● Data entries
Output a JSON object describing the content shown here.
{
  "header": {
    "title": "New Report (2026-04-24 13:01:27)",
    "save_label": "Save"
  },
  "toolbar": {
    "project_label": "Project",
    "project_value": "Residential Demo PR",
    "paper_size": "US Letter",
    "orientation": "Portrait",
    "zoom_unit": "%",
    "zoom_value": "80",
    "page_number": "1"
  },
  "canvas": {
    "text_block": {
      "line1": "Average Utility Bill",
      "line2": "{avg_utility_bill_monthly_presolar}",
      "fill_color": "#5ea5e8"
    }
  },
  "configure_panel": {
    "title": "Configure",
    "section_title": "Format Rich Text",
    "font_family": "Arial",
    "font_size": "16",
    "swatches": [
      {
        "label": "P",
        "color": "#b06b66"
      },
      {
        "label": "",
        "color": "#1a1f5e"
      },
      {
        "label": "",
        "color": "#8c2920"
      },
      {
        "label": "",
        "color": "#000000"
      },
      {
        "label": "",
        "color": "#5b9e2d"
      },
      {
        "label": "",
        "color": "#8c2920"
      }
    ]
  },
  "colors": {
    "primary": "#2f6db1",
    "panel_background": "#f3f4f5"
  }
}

==

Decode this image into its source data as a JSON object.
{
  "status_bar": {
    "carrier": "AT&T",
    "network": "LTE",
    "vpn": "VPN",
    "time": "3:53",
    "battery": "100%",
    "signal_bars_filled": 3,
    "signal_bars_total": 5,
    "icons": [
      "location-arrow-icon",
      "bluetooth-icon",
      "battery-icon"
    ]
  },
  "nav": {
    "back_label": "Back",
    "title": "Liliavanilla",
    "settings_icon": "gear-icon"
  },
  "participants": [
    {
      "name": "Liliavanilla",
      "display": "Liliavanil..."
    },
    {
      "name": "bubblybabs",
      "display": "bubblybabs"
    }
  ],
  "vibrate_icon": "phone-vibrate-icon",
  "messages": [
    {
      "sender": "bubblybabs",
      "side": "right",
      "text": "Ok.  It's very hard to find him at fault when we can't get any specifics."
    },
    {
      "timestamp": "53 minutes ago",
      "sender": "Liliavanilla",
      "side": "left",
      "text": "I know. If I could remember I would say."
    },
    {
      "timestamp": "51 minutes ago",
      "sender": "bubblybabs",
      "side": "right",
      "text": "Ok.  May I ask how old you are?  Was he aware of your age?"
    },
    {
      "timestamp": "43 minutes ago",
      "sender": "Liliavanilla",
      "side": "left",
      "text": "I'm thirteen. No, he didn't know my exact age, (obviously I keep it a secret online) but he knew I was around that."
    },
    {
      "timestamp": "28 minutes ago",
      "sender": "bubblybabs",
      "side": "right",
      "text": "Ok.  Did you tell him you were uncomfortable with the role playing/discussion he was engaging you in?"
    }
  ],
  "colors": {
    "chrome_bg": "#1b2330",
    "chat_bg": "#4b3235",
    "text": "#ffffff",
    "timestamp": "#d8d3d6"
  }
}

--

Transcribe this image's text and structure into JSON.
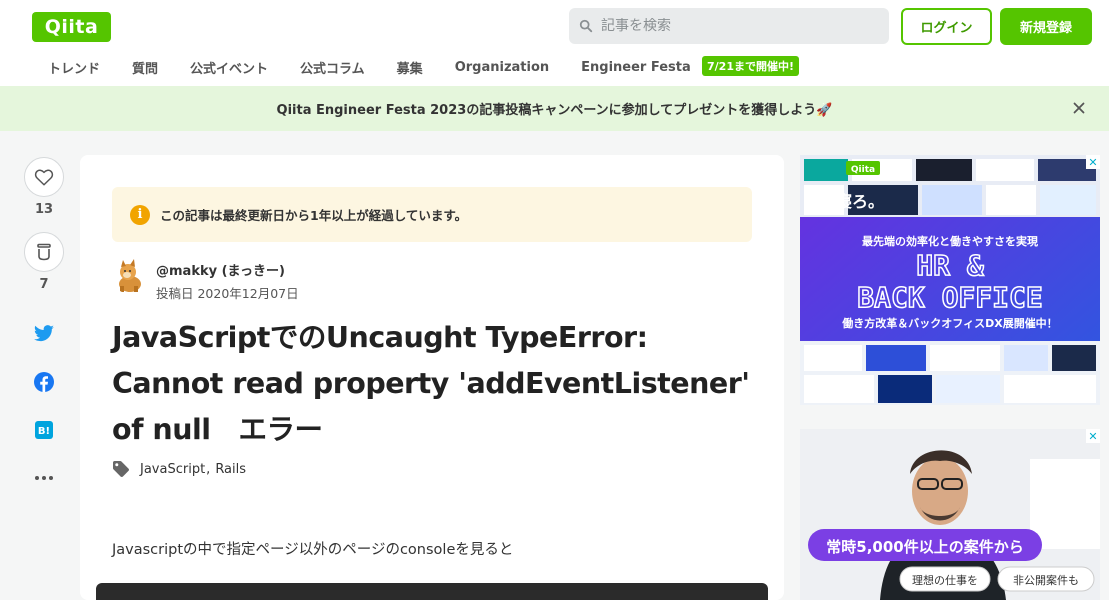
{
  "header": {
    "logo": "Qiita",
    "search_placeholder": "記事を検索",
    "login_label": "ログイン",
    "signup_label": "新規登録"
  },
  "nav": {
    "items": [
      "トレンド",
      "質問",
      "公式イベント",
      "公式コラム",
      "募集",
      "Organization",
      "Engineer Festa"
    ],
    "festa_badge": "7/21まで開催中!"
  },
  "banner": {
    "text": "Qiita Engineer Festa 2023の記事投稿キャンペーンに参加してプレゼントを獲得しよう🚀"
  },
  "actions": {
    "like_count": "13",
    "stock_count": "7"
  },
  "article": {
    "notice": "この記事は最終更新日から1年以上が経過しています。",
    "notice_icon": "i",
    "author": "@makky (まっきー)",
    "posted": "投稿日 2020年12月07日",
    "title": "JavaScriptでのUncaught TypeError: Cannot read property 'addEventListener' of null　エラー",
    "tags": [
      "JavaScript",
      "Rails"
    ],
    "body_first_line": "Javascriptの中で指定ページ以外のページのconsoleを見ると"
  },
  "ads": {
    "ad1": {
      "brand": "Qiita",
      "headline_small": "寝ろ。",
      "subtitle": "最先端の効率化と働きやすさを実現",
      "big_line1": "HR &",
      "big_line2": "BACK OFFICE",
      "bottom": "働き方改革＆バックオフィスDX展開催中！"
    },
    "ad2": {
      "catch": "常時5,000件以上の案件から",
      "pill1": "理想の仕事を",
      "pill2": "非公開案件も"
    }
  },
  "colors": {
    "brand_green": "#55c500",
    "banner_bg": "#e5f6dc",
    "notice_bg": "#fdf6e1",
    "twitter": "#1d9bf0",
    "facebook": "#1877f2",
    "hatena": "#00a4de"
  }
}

● Exercise directions
Make a copy of each line that contains the string "into".

● Exercise response
Decode this image into its source data as a JSON object.
Transcribe this image's text and structure into JSON.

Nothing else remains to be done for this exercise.